■ JOB ■
Transcribe word for word each line from the one containing "Extract the structured" to the final line of the data, both included. Skip the pictures.

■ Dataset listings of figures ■
---

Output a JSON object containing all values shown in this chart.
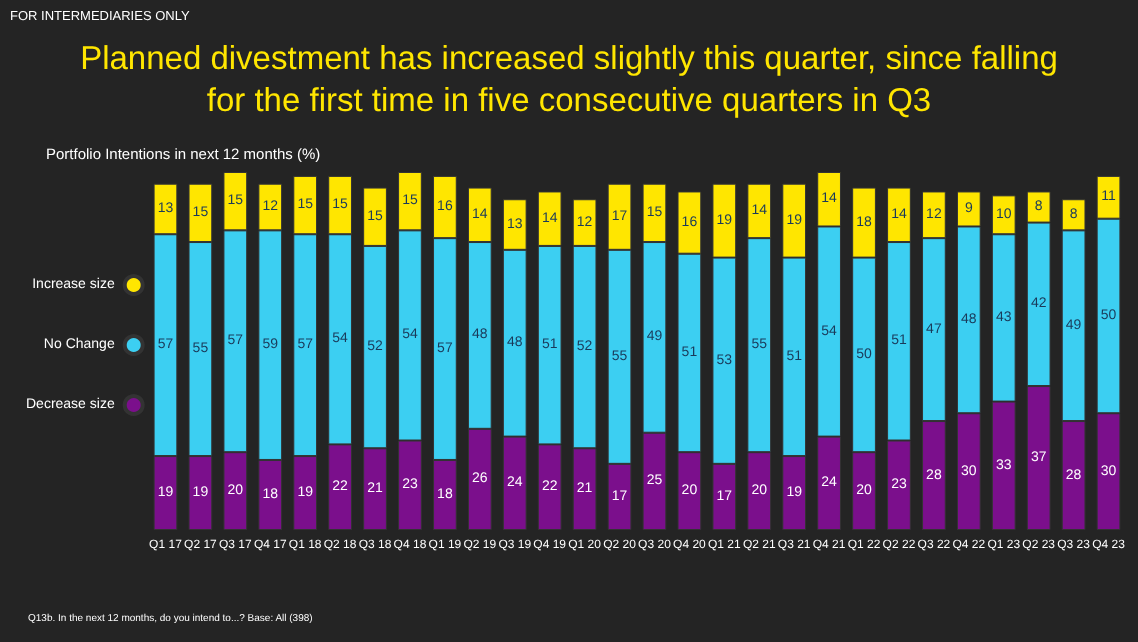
{
  "chart_data": {
    "type": "bar",
    "title": "Planned divestment has increased slightly this quarter, since falling\nfor the first time in five consecutive quarters in Q3",
    "subtitle": "Portfolio Intentions in next 12 months (%)",
    "annotations": [
      "FOR INTERMEDIARIES ONLY",
      "Q13b. In the next 12 months, do you intend to...? Base: All (398)"
    ],
    "categories": [
      "Q1 17",
      "Q2 17",
      "Q3 17",
      "Q4 17",
      "Q1 18",
      "Q2 18",
      "Q3 18",
      "Q4 18",
      "Q1 19",
      "Q2 19",
      "Q3 19",
      "Q4 19",
      "Q1 20",
      "Q2 20",
      "Q3 20",
      "Q4 20",
      "Q1 21",
      "Q2 21",
      "Q3 21",
      "Q4 21",
      "Q1 22",
      "Q2 22",
      "Q3 22",
      "Q4 22",
      "Q1 23",
      "Q2 23",
      "Q3 23",
      "Q4 23"
    ],
    "stacked": true,
    "data_labels": true,
    "legend": "left",
    "series": [
      {
        "name": "Decrease size",
        "color": "#7b0f8c",
        "values": [
          19,
          19,
          20,
          18,
          19,
          22,
          21,
          23,
          18,
          26,
          24,
          22,
          21,
          17,
          25,
          20,
          17,
          20,
          19,
          24,
          20,
          23,
          28,
          30,
          33,
          37,
          28,
          30
        ]
      },
      {
        "name": "No Change",
        "color": "#3ccff2",
        "values": [
          57,
          55,
          57,
          59,
          57,
          54,
          52,
          54,
          57,
          48,
          48,
          51,
          52,
          55,
          49,
          51,
          53,
          55,
          51,
          54,
          50,
          51,
          47,
          48,
          43,
          42,
          49,
          50
        ]
      },
      {
        "name": "Increase size",
        "color": "#ffe600",
        "values": [
          13,
          15,
          15,
          12,
          15,
          15,
          15,
          15,
          16,
          14,
          13,
          14,
          12,
          17,
          15,
          16,
          19,
          14,
          19,
          14,
          18,
          14,
          12,
          9,
          10,
          8,
          8,
          11
        ]
      }
    ]
  }
}
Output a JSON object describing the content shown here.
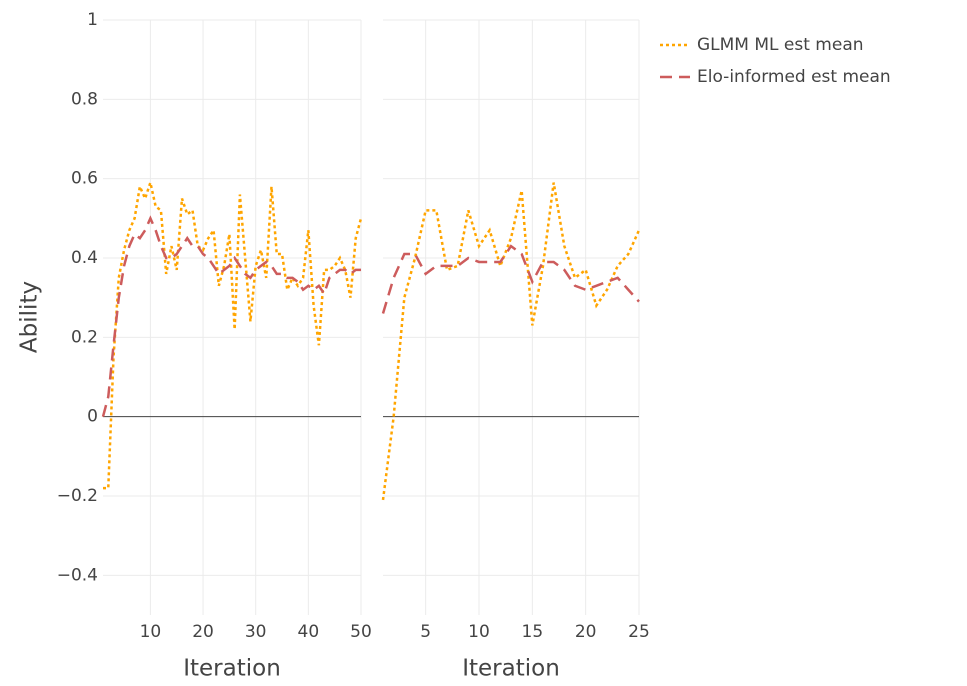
{
  "chart_data": [
    {
      "type": "line",
      "xlabel": "Iteration",
      "ylabel": "Ability",
      "x": [
        1,
        2,
        3,
        4,
        5,
        6,
        7,
        8,
        9,
        10,
        11,
        12,
        13,
        14,
        15,
        16,
        17,
        18,
        19,
        20,
        21,
        22,
        23,
        24,
        25,
        26,
        27,
        28,
        29,
        30,
        31,
        32,
        33,
        34,
        35,
        36,
        37,
        38,
        39,
        40,
        41,
        42,
        43,
        44,
        45,
        46,
        47,
        48,
        49,
        50
      ],
      "xlim": [
        1,
        50
      ],
      "xticks": [
        10,
        20,
        30,
        40,
        50
      ],
      "ylim": [
        -0.5,
        1
      ],
      "yticks": [
        {
          "value": -0.4,
          "label": "−0.4"
        },
        {
          "value": -0.2,
          "label": "−0.2"
        },
        0,
        0.2,
        0.4,
        0.6,
        0.8,
        1
      ],
      "grid": true,
      "series": [
        {
          "name": "GLMM ML est mean",
          "color": "#ffa500",
          "dash": "dot",
          "values": [
            -0.18,
            -0.18,
            0.15,
            0.35,
            0.42,
            0.47,
            0.5,
            0.58,
            0.55,
            0.59,
            0.53,
            0.52,
            0.36,
            0.43,
            0.37,
            0.55,
            0.51,
            0.52,
            0.43,
            0.42,
            0.45,
            0.47,
            0.33,
            0.38,
            0.46,
            0.22,
            0.56,
            0.4,
            0.24,
            0.38,
            0.42,
            0.35,
            0.58,
            0.41,
            0.41,
            0.32,
            0.35,
            0.33,
            0.35,
            0.47,
            0.28,
            0.18,
            0.37,
            0.37,
            0.38,
            0.4,
            0.37,
            0.3,
            0.45,
            0.5
          ]
        },
        {
          "name": "Elo-informed est mean",
          "color": "#cd5c5c",
          "dash": "dash",
          "values": [
            0,
            0.05,
            0.18,
            0.3,
            0.38,
            0.43,
            0.46,
            0.45,
            0.47,
            0.5,
            0.47,
            0.43,
            0.4,
            0.4,
            0.41,
            0.43,
            0.45,
            0.43,
            0.43,
            0.41,
            0.4,
            0.38,
            0.36,
            0.37,
            0.38,
            0.4,
            0.38,
            0.36,
            0.35,
            0.37,
            0.38,
            0.39,
            0.38,
            0.36,
            0.36,
            0.35,
            0.35,
            0.34,
            0.32,
            0.33,
            0.32,
            0.33,
            0.31,
            0.35,
            0.36,
            0.37,
            0.37,
            0.36,
            0.37,
            0.37
          ]
        }
      ]
    },
    {
      "type": "line",
      "xlabel": "Iteration",
      "x": [
        1,
        2,
        3,
        4,
        5,
        6,
        7,
        8,
        9,
        10,
        11,
        12,
        13,
        14,
        15,
        16,
        17,
        18,
        19,
        20,
        21,
        22,
        23,
        24,
        25
      ],
      "xlim": [
        1,
        25
      ],
      "xticks": [
        5,
        10,
        15,
        20,
        25
      ],
      "grid": true,
      "series": [
        {
          "color": "#ffa500",
          "dash": "dot",
          "values": [
            -0.21,
            0,
            0.3,
            0.4,
            0.52,
            0.52,
            0.37,
            0.38,
            0.52,
            0.43,
            0.47,
            0.38,
            0.45,
            0.57,
            0.23,
            0.38,
            0.59,
            0.43,
            0.35,
            0.37,
            0.28,
            0.32,
            0.38,
            0.41,
            0.47
          ]
        },
        {
          "color": "#cd5c5c",
          "dash": "dash",
          "values": [
            0.26,
            0.35,
            0.41,
            0.41,
            0.36,
            0.38,
            0.38,
            0.38,
            0.4,
            0.39,
            0.39,
            0.39,
            0.43,
            0.41,
            0.34,
            0.39,
            0.39,
            0.37,
            0.33,
            0.32,
            0.33,
            0.34,
            0.35,
            0.32,
            0.29
          ]
        }
      ]
    }
  ]
}
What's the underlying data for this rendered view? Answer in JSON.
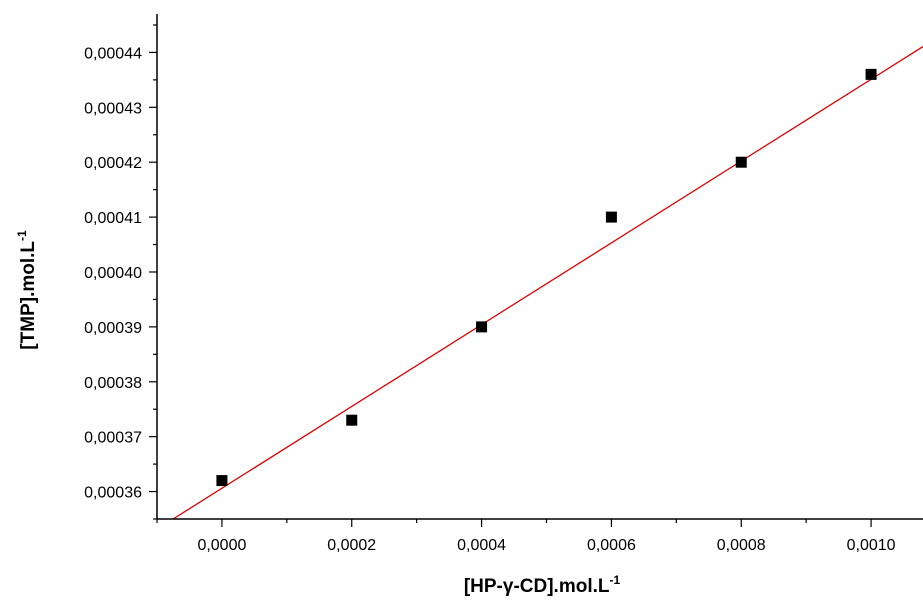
{
  "chart_data": {
    "type": "scatter",
    "title": "",
    "xlabel": "[HP-γ-CD].mol.L",
    "xlabel_sup": "-1",
    "ylabel": "[TMP].mol.L",
    "ylabel_sup": "-1",
    "xlim": [
      -0.0001,
      0.00108
    ],
    "ylim": [
      0.000355,
      0.000447
    ],
    "x_ticks": [
      0.0,
      0.0002,
      0.0004,
      0.0006,
      0.0008,
      0.001
    ],
    "x_tick_labels": [
      "0,0000",
      "0,0002",
      "0,0004",
      "0,0006",
      "0,0008",
      "0,0010"
    ],
    "y_ticks": [
      0.00036,
      0.00037,
      0.00038,
      0.00039,
      0.0004,
      0.00041,
      0.00042,
      0.00043,
      0.00044
    ],
    "y_tick_labels": [
      "0,00036",
      "0,00037",
      "0,00038",
      "0,00039",
      "0,00040",
      "0,00041",
      "0,00042",
      "0,00043",
      "0,00044"
    ],
    "grid": false,
    "series": [
      {
        "marker": "square",
        "color": "#000000",
        "points": [
          {
            "x": 0.0,
            "y": 0.000362
          },
          {
            "x": 0.0002,
            "y": 0.000373
          },
          {
            "x": 0.0004,
            "y": 0.00039
          },
          {
            "x": 0.0006,
            "y": 0.00041
          },
          {
            "x": 0.0008,
            "y": 0.00042
          },
          {
            "x": 0.001,
            "y": 0.000436
          }
        ]
      }
    ],
    "fit_line": {
      "type": "linear",
      "color": "#dd0000",
      "slope": 0.0745,
      "intercept": 0.0003606
    }
  }
}
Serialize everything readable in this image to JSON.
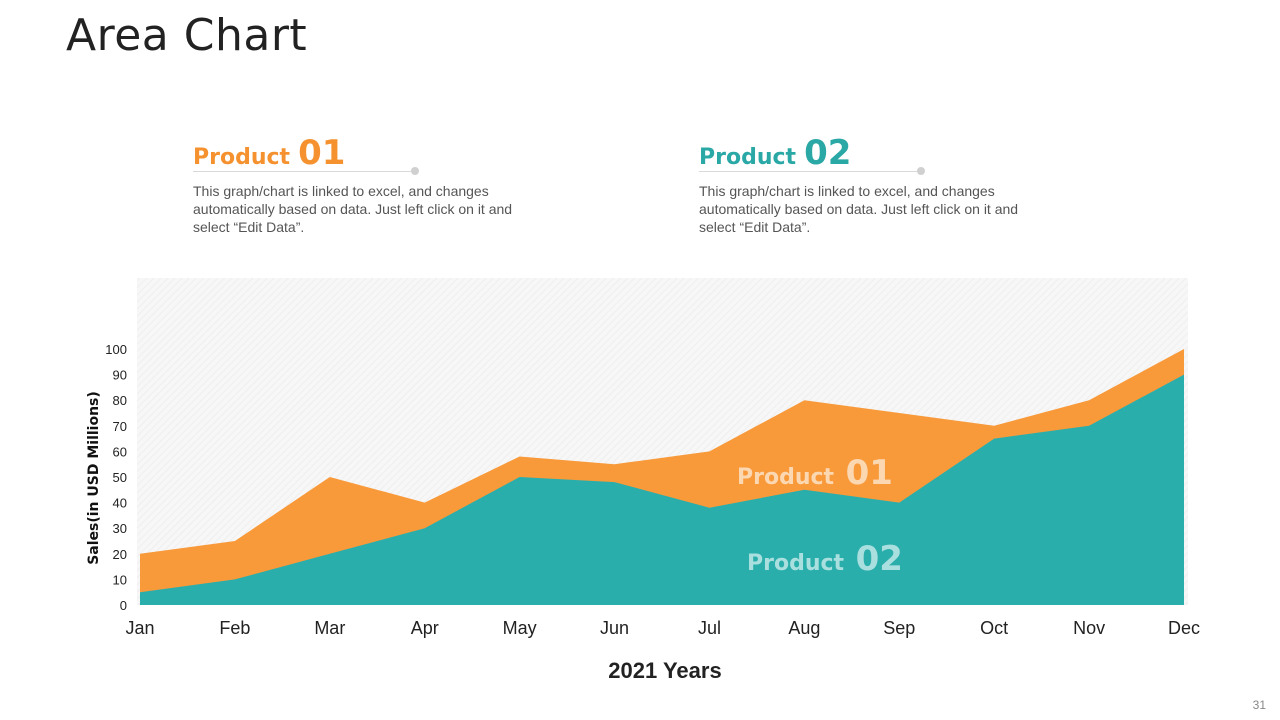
{
  "slide": {
    "title": "Area Chart",
    "page_number": "31"
  },
  "legend_cards": [
    {
      "word": "Product",
      "number": "01",
      "color": "#f5922f",
      "text": "This graph/chart is linked to excel, and changes automatically based on data. Just left click on it and select “Edit Data”."
    },
    {
      "word": "Product",
      "number": "02",
      "color": "#2aa8a6",
      "text": "This graph/chart is linked to excel, and changes automatically based on data. Just left click on it and select “Edit Data”."
    }
  ],
  "chart_data": {
    "type": "area",
    "categories": [
      "Jan",
      "Feb",
      "Mar",
      "Apr",
      "May",
      "Jun",
      "Jul",
      "Aug",
      "Sep",
      "Oct",
      "Nov",
      "Dec"
    ],
    "series": [
      {
        "name": "Product 01",
        "color": "#f8993a",
        "values": [
          20,
          25,
          50,
          40,
          58,
          55,
          60,
          80,
          75,
          70,
          80,
          100
        ]
      },
      {
        "name": "Product 02",
        "color": "#2aaeab",
        "values": [
          5,
          10,
          20,
          30,
          50,
          48,
          38,
          45,
          40,
          65,
          70,
          90
        ]
      }
    ],
    "in_chart_labels": [
      {
        "word": "Product",
        "number": "01"
      },
      {
        "word": "Product",
        "number": "02"
      }
    ],
    "xlabel": "2021 Years",
    "ylabel": "Sales(in USD Millions)",
    "ylim": [
      0,
      100
    ],
    "yticks": [
      0,
      10,
      20,
      30,
      40,
      50,
      60,
      70,
      80,
      90,
      100
    ],
    "grid": false,
    "background": "hatched-light-gray"
  }
}
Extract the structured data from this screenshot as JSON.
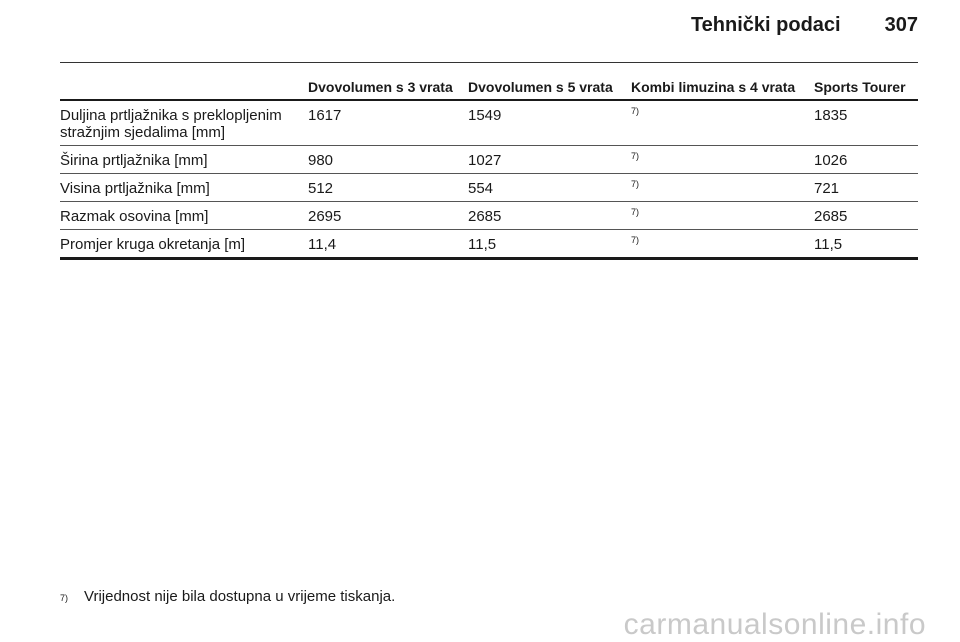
{
  "header": {
    "title": "Tehnički podaci",
    "page_number": "307"
  },
  "table": {
    "columns": [
      "",
      "Dvovolumen s 3 vrata",
      "Dvovolumen s 5 vrata",
      "Kombi limuzina s 4 vrata",
      "Sports Tourer"
    ],
    "rows": [
      {
        "label": "Duljina prtljažnika s preklopljenim stražnjim sjedalima [mm]",
        "v1": "1617",
        "v2": "1549",
        "v3": "7)",
        "v4": "1835"
      },
      {
        "label": "Širina prtljažnika [mm]",
        "v1": "980",
        "v2": "1027",
        "v3": "7)",
        "v4": "1026"
      },
      {
        "label": "Visina prtljažnika [mm]",
        "v1": "512",
        "v2": "554",
        "v3": "7)",
        "v4": "721"
      },
      {
        "label": "Razmak osovina [mm]",
        "v1": "2695",
        "v2": "2685",
        "v3": "7)",
        "v4": "2685"
      },
      {
        "label": "Promjer kruga okretanja [m]",
        "v1": "11,4",
        "v2": "11,5",
        "v3": "7)",
        "v4": "11,5"
      }
    ]
  },
  "footnote": {
    "marker": "7)",
    "text": "Vrijednost nije bila dostupna u vrijeme tiskanja."
  },
  "watermark": "carmanualsonline.info"
}
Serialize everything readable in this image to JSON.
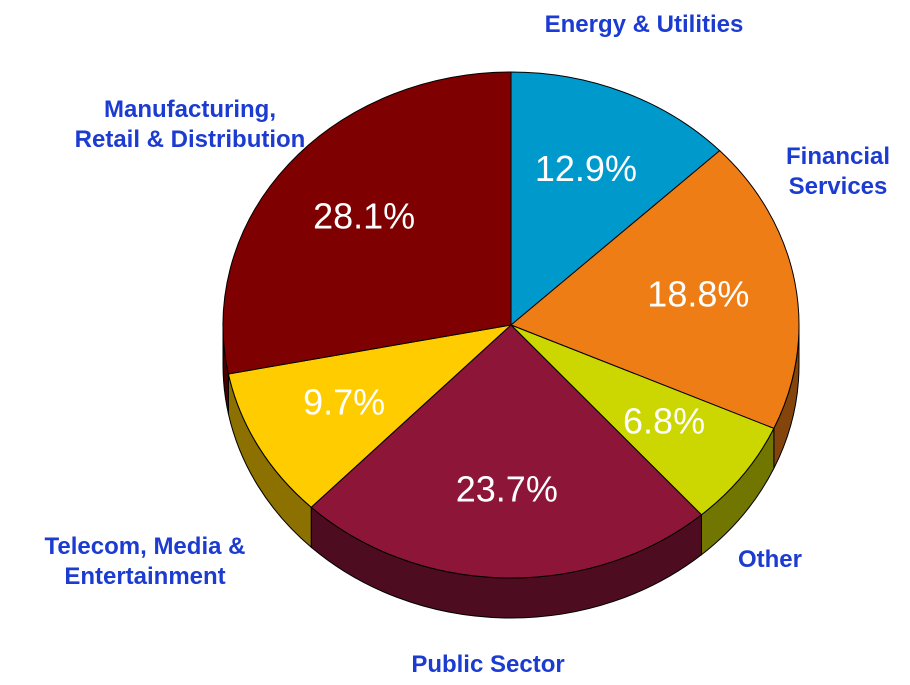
{
  "chart_data": {
    "type": "pie",
    "categories": [
      "Energy & Utilities",
      "Financial Services",
      "Other",
      "Public Sector",
      "Telecom, Media & Entertainment",
      "Manufacturing, Retail & Distribution"
    ],
    "values": [
      12.9,
      18.8,
      6.8,
      23.7,
      9.7,
      28.1
    ],
    "value_labels": [
      "12.9%",
      "18.8%",
      "6.8%",
      "23.7%",
      "9.7%",
      "28.1%"
    ],
    "colors": [
      "#0099cc",
      "#ee7d16",
      "#ccd600",
      "#8c1538",
      "#ffcc00",
      "#7f0000"
    ]
  }
}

---

■ EXPECTED ANSWER ■
Extract the structured data from this screenshot as JSON.
{
  "header": {
    "title": "Tehnički podaci",
    "page_number": "307"
  },
  "table": {
    "columns": [
      "",
      "Dvovolumen s 3 vrata",
      "Dvovolumen s 5 vrata",
      "Kombi limuzina s 4 vrata",
      "Sports Tourer"
    ],
    "rows": [
      {
        "label": "Duljina prtljažnika s preklopljenim stražnjim sjedalima [mm]",
        "v1": "1617",
        "v2": "1549",
        "v3": "7)",
        "v4": "1835"
      },
      {
        "label": "Širina prtljažnika [mm]",
        "v1": "980",
        "v2": "1027",
        "v3": "7)",
        "v4": "1026"
      },
      {
        "label": "Visina prtljažnika [mm]",
        "v1": "512",
        "v2": "554",
        "v3": "7)",
        "v4": "721"
      },
      {
        "label": "Razmak osovina [mm]",
        "v1": "2695",
        "v2": "2685",
        "v3": "7)",
        "v4": "2685"
      },
      {
        "label": "Promjer kruga okretanja [m]",
        "v1": "11,4",
        "v2": "11,5",
        "v3": "7)",
        "v4": "11,5"
      }
    ]
  },
  "footnote": {
    "marker": "7)",
    "text": "Vrijednost nije bila dostupna u vrijeme tiskanja."
  },
  "watermark": "carmanualsonline.info"
}
Serialize everything readable in this image to JSON.
{
  "chart_data": {
    "type": "pie",
    "categories": [
      "Energy & Utilities",
      "Financial Services",
      "Other",
      "Public Sector",
      "Telecom, Media & Entertainment",
      "Manufacturing, Retail & Distribution"
    ],
    "values": [
      12.9,
      18.8,
      6.8,
      23.7,
      9.7,
      28.1
    ],
    "value_labels": [
      "12.9%",
      "18.8%",
      "6.8%",
      "23.7%",
      "9.7%",
      "28.1%"
    ],
    "colors": [
      "#0099cc",
      "#ee7d16",
      "#ccd600",
      "#8c1538",
      "#ffcc00",
      "#7f0000"
    ]
  }
}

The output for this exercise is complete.